> _Data supplied_:
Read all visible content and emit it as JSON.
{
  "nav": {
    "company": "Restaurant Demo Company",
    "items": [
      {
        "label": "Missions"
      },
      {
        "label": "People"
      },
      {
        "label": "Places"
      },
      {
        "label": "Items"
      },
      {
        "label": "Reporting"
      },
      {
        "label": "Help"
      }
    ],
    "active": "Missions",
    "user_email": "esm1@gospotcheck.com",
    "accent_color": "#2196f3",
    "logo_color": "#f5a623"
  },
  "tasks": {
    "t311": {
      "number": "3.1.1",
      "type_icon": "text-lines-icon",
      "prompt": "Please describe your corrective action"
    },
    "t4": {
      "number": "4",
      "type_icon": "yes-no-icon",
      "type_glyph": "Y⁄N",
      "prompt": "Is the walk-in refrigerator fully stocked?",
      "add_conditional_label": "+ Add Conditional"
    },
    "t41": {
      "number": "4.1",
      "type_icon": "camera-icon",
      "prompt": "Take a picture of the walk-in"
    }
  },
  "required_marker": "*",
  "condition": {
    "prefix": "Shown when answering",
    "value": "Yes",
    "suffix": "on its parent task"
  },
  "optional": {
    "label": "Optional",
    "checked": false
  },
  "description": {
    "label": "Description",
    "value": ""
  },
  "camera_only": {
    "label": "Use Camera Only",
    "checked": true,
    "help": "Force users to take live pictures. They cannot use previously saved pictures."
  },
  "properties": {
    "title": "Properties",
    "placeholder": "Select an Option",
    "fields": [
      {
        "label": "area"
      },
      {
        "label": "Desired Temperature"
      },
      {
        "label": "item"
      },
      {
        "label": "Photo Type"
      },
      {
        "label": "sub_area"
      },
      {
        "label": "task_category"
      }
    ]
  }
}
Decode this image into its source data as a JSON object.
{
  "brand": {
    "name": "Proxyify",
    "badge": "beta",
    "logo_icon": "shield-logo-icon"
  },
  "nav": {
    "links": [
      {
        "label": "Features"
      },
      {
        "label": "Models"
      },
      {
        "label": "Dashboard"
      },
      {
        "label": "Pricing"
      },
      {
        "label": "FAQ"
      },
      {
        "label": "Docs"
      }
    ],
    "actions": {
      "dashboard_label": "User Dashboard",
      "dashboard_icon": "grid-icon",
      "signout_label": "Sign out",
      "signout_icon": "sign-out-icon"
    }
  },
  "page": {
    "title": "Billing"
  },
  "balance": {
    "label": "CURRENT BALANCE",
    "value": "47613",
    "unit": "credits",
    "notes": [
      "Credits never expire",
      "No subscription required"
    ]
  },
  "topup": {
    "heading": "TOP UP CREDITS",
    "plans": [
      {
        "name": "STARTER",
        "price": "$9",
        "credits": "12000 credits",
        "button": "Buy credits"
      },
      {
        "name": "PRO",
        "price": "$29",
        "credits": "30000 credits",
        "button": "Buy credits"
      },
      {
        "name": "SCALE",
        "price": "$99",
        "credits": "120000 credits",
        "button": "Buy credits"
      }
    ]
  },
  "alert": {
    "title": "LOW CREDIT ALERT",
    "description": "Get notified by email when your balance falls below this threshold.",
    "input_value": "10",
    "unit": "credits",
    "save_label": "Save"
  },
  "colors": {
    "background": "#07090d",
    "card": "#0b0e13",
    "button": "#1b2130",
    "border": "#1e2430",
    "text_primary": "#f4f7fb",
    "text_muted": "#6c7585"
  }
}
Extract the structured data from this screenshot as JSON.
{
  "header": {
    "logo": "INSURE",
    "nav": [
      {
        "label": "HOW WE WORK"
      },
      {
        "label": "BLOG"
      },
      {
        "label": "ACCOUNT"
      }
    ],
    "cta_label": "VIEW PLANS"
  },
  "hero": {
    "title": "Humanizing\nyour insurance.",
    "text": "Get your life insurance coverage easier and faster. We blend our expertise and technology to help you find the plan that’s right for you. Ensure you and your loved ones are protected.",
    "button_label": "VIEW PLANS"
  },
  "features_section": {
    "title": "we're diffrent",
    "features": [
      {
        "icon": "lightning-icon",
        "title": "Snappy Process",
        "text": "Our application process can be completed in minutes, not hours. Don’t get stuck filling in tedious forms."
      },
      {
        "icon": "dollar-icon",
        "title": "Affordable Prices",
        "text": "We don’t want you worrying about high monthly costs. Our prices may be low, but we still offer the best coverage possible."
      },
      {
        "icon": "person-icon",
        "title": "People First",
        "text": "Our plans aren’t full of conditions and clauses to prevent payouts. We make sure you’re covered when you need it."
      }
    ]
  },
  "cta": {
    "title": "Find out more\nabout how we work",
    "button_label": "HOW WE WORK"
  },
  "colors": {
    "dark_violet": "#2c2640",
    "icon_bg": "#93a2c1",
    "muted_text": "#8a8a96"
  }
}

> _Task goal_: Look through the entries above; copy each line where the string "VIEW" appears.

> _Task response_:
    "cta_label": "VIEW PLANS"
    "button_label": "VIEW PLANS"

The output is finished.